**PROVIDED DATA**
◆ ◆ ◆ ◆
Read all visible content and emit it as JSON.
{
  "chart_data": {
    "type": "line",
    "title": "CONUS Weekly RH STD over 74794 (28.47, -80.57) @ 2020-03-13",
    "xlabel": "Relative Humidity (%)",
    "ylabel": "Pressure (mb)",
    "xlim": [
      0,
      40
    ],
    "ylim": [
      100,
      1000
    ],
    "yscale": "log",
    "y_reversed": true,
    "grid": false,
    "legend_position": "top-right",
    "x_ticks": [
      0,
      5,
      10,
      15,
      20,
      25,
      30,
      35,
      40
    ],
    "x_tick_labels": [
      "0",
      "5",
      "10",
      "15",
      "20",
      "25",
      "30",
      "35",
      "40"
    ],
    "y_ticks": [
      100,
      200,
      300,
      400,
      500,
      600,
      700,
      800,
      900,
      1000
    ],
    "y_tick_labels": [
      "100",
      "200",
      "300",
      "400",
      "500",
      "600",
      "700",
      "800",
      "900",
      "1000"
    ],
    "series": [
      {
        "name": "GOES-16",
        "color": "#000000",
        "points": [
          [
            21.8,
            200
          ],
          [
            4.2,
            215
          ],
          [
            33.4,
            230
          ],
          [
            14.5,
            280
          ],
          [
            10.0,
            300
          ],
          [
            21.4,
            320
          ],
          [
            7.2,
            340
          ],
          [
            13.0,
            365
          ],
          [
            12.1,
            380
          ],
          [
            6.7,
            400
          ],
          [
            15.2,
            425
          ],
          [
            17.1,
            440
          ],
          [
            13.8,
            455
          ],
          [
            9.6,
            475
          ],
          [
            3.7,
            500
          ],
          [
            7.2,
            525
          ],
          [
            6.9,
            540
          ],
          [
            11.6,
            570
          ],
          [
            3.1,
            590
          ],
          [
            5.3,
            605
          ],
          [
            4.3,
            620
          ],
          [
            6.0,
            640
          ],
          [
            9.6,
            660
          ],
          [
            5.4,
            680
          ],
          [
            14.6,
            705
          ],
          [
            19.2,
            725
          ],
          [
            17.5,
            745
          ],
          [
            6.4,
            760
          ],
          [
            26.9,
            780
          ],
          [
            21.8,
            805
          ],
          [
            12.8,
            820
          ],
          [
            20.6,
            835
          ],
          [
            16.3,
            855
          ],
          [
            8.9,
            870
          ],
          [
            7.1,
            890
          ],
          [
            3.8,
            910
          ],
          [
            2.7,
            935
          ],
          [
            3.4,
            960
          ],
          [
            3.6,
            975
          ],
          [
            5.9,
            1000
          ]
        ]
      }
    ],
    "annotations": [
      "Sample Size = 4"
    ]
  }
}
◆ ◆ ◆ ◆
Extract all the entries word for word.

Read all visible content and emit it as JSON.
{
  "chart_data": {
    "type": "line",
    "title": "CONUS Weekly RH STD over 74794 (28.47, -80.57) @ 2020-03-13",
    "xlabel": "Relative Humidity (%)",
    "ylabel": "Pressure (mb)",
    "xlim": [
      0,
      40
    ],
    "ylim": [
      100,
      1000
    ],
    "yscale": "log",
    "y_reversed": true,
    "grid": false,
    "legend_position": "top-right",
    "x_ticks": [
      0,
      5,
      10,
      15,
      20,
      25,
      30,
      35,
      40
    ],
    "x_tick_labels": [
      "0",
      "5",
      "10",
      "15",
      "20",
      "25",
      "30",
      "35",
      "40"
    ],
    "y_ticks": [
      100,
      200,
      300,
      400,
      500,
      600,
      700,
      800,
      900,
      1000
    ],
    "y_tick_labels": [
      "100",
      "200",
      "300",
      "400",
      "500",
      "600",
      "700",
      "800",
      "900",
      "1000"
    ],
    "series": [
      {
        "name": "GOES-16",
        "color": "#000000",
        "points": [
          [
            21.8,
            200
          ],
          [
            4.2,
            215
          ],
          [
            33.4,
            230
          ],
          [
            14.5,
            280
          ],
          [
            10.0,
            300
          ],
          [
            21.4,
            320
          ],
          [
            7.2,
            340
          ],
          [
            13.0,
            365
          ],
          [
            12.1,
            380
          ],
          [
            6.7,
            400
          ],
          [
            15.2,
            425
          ],
          [
            17.1,
            440
          ],
          [
            13.8,
            455
          ],
          [
            9.6,
            475
          ],
          [
            3.7,
            500
          ],
          [
            7.2,
            525
          ],
          [
            6.9,
            540
          ],
          [
            11.6,
            570
          ],
          [
            3.1,
            590
          ],
          [
            5.3,
            605
          ],
          [
            4.3,
            620
          ],
          [
            6.0,
            640
          ],
          [
            9.6,
            660
          ],
          [
            5.4,
            680
          ],
          [
            14.6,
            705
          ],
          [
            19.2,
            725
          ],
          [
            17.5,
            745
          ],
          [
            6.4,
            760
          ],
          [
            26.9,
            780
          ],
          [
            21.8,
            805
          ],
          [
            12.8,
            820
          ],
          [
            20.6,
            835
          ],
          [
            16.3,
            855
          ],
          [
            8.9,
            870
          ],
          [
            7.1,
            890
          ],
          [
            3.8,
            910
          ],
          [
            2.7,
            935
          ],
          [
            3.4,
            960
          ],
          [
            3.6,
            975
          ],
          [
            5.9,
            1000
          ]
        ]
      }
    ],
    "annotations": [
      "Sample Size = 4"
    ]
  }
}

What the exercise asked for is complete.